Exercise details –
Retype each record shown below, leaving every character as it is.

+++

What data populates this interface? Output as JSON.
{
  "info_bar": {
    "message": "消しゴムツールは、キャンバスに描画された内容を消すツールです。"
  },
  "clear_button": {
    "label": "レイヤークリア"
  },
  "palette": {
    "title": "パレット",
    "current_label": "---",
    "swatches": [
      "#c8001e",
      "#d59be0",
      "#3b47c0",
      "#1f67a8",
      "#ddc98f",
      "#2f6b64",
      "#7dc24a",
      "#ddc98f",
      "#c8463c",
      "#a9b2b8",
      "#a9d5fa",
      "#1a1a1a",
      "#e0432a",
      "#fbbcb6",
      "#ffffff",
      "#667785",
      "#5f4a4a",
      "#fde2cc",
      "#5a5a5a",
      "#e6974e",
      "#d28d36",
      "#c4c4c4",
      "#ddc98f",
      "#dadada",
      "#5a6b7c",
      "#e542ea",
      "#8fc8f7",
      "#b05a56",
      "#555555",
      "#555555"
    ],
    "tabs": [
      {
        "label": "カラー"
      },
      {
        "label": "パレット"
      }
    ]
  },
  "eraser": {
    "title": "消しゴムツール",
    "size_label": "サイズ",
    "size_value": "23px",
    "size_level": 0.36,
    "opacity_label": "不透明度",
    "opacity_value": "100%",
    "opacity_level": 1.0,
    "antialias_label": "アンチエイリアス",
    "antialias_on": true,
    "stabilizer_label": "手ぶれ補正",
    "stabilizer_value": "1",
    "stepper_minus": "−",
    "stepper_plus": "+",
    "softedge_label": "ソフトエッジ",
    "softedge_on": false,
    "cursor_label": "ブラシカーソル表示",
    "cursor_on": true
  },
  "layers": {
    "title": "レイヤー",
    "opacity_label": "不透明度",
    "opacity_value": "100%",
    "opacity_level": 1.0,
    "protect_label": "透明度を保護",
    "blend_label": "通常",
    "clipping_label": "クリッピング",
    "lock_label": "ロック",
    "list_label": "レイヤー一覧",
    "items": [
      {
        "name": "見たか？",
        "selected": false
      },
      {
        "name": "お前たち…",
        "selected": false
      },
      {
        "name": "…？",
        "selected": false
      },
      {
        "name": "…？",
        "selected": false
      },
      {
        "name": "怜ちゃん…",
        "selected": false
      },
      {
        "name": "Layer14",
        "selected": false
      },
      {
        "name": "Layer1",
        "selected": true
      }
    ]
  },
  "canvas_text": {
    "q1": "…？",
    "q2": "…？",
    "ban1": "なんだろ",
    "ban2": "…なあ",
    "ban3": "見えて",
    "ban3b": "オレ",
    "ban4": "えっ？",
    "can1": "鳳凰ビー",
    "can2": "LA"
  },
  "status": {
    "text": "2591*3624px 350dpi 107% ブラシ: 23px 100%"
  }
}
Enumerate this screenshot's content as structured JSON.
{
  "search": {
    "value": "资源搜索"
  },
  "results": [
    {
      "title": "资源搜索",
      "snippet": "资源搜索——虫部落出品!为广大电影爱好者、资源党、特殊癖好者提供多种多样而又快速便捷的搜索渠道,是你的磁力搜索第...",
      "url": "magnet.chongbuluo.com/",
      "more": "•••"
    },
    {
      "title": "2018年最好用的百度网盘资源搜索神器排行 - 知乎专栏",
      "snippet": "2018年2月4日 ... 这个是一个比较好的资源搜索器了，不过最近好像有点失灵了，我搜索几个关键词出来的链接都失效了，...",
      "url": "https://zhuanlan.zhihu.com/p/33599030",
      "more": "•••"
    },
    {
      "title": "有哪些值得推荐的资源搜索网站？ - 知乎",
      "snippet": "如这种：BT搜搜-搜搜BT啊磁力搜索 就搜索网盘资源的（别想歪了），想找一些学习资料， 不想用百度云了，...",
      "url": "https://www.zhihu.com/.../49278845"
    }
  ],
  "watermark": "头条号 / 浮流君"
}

+++

Solution –
What data populates this interface? Output as JSON.
{
  "info_bar": {
    "message": "消しゴムツールは、キャンバスに描画された内容を消すツールです。"
  },
  "clear_button": {
    "label": "レイヤークリア"
  },
  "palette": {
    "title": "パレット",
    "current_label": "---",
    "swatches": [
      "#c8001e",
      "#d59be0",
      "#3b47c0",
      "#1f67a8",
      "#ddc98f",
      "#2f6b64",
      "#7dc24a",
      "#ddc98f",
      "#c8463c",
      "#a9b2b8",
      "#a9d5fa",
      "#1a1a1a",
      "#e0432a",
      "#fbbcb6",
      "#ffffff",
      "#667785",
      "#5f4a4a",
      "#fde2cc",
      "#5a5a5a",
      "#e6974e",
      "#d28d36",
      "#c4c4c4",
      "#ddc98f",
      "#dadada",
      "#5a6b7c",
      "#e542ea",
      "#8fc8f7",
      "#b05a56",
      "#555555",
      "#555555"
    ],
    "tabs": [
      {
        "label": "カラー"
      },
      {
        "label": "パレット"
      }
    ]
  },
  "eraser": {
    "title": "消しゴムツール",
    "size_label": "サイズ",
    "size_value": "23px",
    "size_level": 0.36,
    "opacity_label": "不透明度",
    "opacity_value": "100%",
    "opacity_level": 1.0,
    "antialias_label": "アンチエイリアス",
    "antialias_on": true,
    "stabilizer_label": "手ぶれ補正",
    "stabilizer_value": "1",
    "stepper_minus": "−",
    "stepper_plus": "+",
    "softedge_label": "ソフトエッジ",
    "softedge_on": false,
    "cursor_label": "ブラシカーソル表示",
    "cursor_on": true
  },
  "layers": {
    "title": "レイヤー",
    "opacity_label": "不透明度",
    "opacity_value": "100%",
    "opacity_level": 1.0,
    "protect_label": "透明度を保護",
    "blend_label": "通常",
    "clipping_label": "クリッピング",
    "lock_label": "ロック",
    "list_label": "レイヤー一覧",
    "items": [
      {
        "name": "見たか？",
        "selected": false
      },
      {
        "name": "お前たち…",
        "selected": false
      },
      {
        "name": "…？",
        "selected": false
      },
      {
        "name": "…？",
        "selected": false
      },
      {
        "name": "怜ちゃん…",
        "selected": false
      },
      {
        "name": "Layer14",
        "selected": false
      },
      {
        "name": "Layer1",
        "selected": true
      }
    ]
  },
  "canvas_text": {
    "q1": "…？",
    "q2": "…？",
    "ban1": "なんだろ",
    "ban2": "…なあ",
    "ban3": "見えて",
    "ban3b": "オレ",
    "ban4": "えっ？",
    "can1": "鳳凰ビー",
    "can2": "LA"
  },
  "status": {
    "text": "2591*3624px 350dpi 107% ブラシ: 23px 100%"
  }
}
Enumerate this screenshot's content as structured JSON.
{
  "search": {
    "value": "资源搜索"
  },
  "results": [
    {
      "title": "资源搜索",
      "snippet": "资源搜索——虫部落出品!为广大电影爱好者、资源党、特殊癖好者提供多种多样而又快速便捷的搜索渠道,是你的磁力搜索第...",
      "url": "magnet.chongbuluo.com/",
      "more": "•••"
    },
    {
      "title": "2018年最好用的百度网盘资源搜索神器排行 - 知乎专栏",
      "snippet": "2018年2月4日 ... 这个是一个比较好的资源搜索器了，不过最近好像有点失灵了，我搜索几个关键词出来的链接都失效了，...",
      "url": "https://zhuanlan.zhihu.com/p/33599030",
      "more": "•••"
    },
    {
      "title": "有哪些值得推荐的资源搜索网站？ - 知乎",
      "snippet": "如这种：BT搜搜-搜搜BT啊磁力搜索 就搜索网盘资源的（别想歪了），想找一些学习资料， 不想用百度云了，...",
      "url": "https://www.zhihu.com/.../49278845"
    }
  ],
  "watermark": "头条号 / 浮流君"
}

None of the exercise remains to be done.